GOAL:
Determine the number of lines holding the word "name"; answer with that number only.

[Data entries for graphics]
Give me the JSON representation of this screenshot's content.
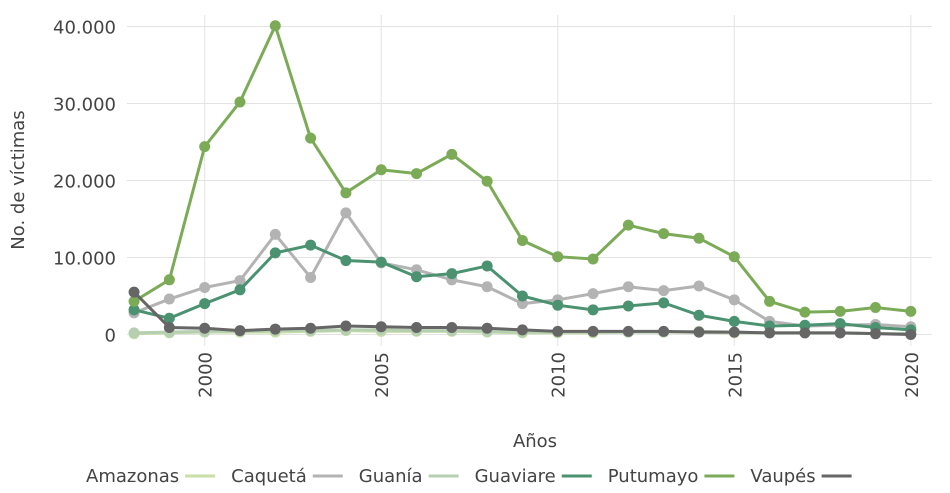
{
  "chart_data": {
    "type": "line",
    "xlabel": "Años",
    "ylabel": "No. de víctimas",
    "x": [
      1998,
      1999,
      2000,
      2001,
      2002,
      2003,
      2004,
      2005,
      2006,
      2007,
      2008,
      2009,
      2010,
      2011,
      2012,
      2013,
      2014,
      2015,
      2016,
      2017,
      2018,
      2019,
      2020
    ],
    "xlim": [
      1997.8,
      2020.6
    ],
    "xticks": [
      2000,
      2005,
      2010,
      2015,
      2020
    ],
    "ylim": [
      -1500,
      41500
    ],
    "yticks": [
      0,
      {
        "value": 10000,
        "label": "10.000"
      },
      {
        "value": 20000,
        "label": "20.000"
      },
      {
        "value": 30000,
        "label": "30.000"
      },
      {
        "value": 40000,
        "label": "40.000"
      }
    ],
    "grid": true,
    "legend": "bottom",
    "series": [
      {
        "name": "Amazonas",
        "color": "#c8dfa6",
        "values": [
          100,
          200,
          300,
          300,
          300,
          400,
          500,
          400,
          400,
          400,
          300,
          200,
          200,
          200,
          300,
          300,
          300,
          200,
          200,
          200,
          200,
          100,
          100
        ]
      },
      {
        "name": "Caquetá",
        "color": "#b3b3b3",
        "values": [
          2800,
          4600,
          6100,
          7000,
          13000,
          7400,
          15800,
          9300,
          8400,
          7100,
          6200,
          4000,
          4500,
          5300,
          6200,
          5700,
          6300,
          4500,
          1700,
          1100,
          1200,
          1300,
          1000
        ]
      },
      {
        "name": "Guanía",
        "color": "#b5cfb0",
        "values": [
          200,
          300,
          400,
          400,
          500,
          500,
          600,
          600,
          500,
          500,
          400,
          300,
          300,
          300,
          300,
          300,
          400,
          300,
          200,
          200,
          200,
          100,
          100
        ]
      },
      {
        "name": "Guaviare",
        "color": "#4b9271",
        "values": [
          3200,
          2100,
          4000,
          5800,
          10600,
          11600,
          9600,
          9400,
          7500,
          7900,
          8900,
          5000,
          3800,
          3200,
          3700,
          4100,
          2500,
          1700,
          1100,
          1200,
          1400,
          900,
          600
        ]
      },
      {
        "name": "Putumayo",
        "color": "#7bab57",
        "values": [
          4300,
          7100,
          24400,
          30200,
          40100,
          25500,
          18400,
          21400,
          20900,
          23400,
          19900,
          12200,
          10100,
          9800,
          14200,
          13100,
          12500,
          10100,
          4300,
          2900,
          3000,
          3500,
          3000
        ]
      },
      {
        "name": "Vaupés",
        "color": "#666666",
        "values": [
          5500,
          900,
          800,
          500,
          700,
          800,
          1100,
          1000,
          900,
          900,
          800,
          600,
          400,
          400,
          400,
          400,
          300,
          300,
          200,
          200,
          200,
          100,
          0
        ]
      }
    ]
  }
}
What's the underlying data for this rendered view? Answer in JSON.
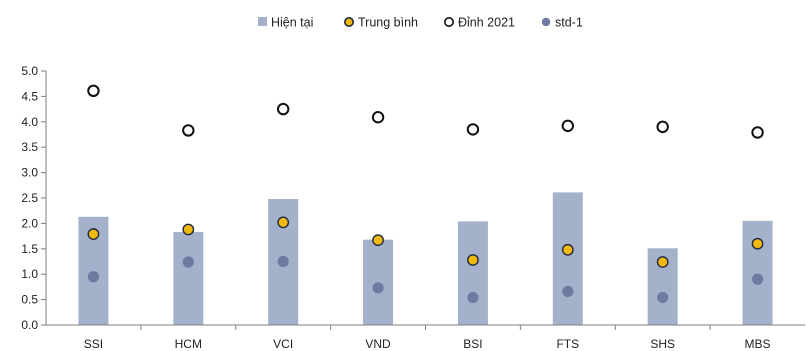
{
  "chart_data": {
    "type": "bar",
    "categories": [
      "SSI",
      "HCM",
      "VCI",
      "VND",
      "BSI",
      "FTS",
      "SHS",
      "MBS"
    ],
    "series": [
      {
        "name": "Hiện tại",
        "kind": "bar",
        "color": "#a3b1cb",
        "values": [
          2.13,
          1.83,
          2.48,
          1.68,
          2.04,
          2.61,
          1.51,
          2.05
        ]
      },
      {
        "name": "Trung bình",
        "kind": "point",
        "color": "#f0b90b",
        "values": [
          1.79,
          1.88,
          2.02,
          1.67,
          1.28,
          1.48,
          1.24,
          1.6
        ]
      },
      {
        "name": "Đỉnh 2021",
        "kind": "point",
        "color": "#ffffff",
        "values": [
          4.61,
          3.83,
          4.25,
          4.09,
          3.85,
          3.92,
          3.9,
          3.79
        ]
      },
      {
        "name": "std-1",
        "kind": "point",
        "color": "#6f7aa3",
        "values": [
          0.95,
          1.24,
          1.25,
          0.73,
          0.54,
          0.66,
          0.54,
          0.9
        ]
      }
    ],
    "ylim": [
      0,
      5
    ],
    "yticks": [
      "0.0",
      "0.5",
      "1.0",
      "1.5",
      "2.0",
      "2.5",
      "3.0",
      "3.5",
      "4.0",
      "4.5",
      "5.0"
    ],
    "legend_position": "top-center",
    "grid": false
  }
}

RESULT FOR THIS TASK:
10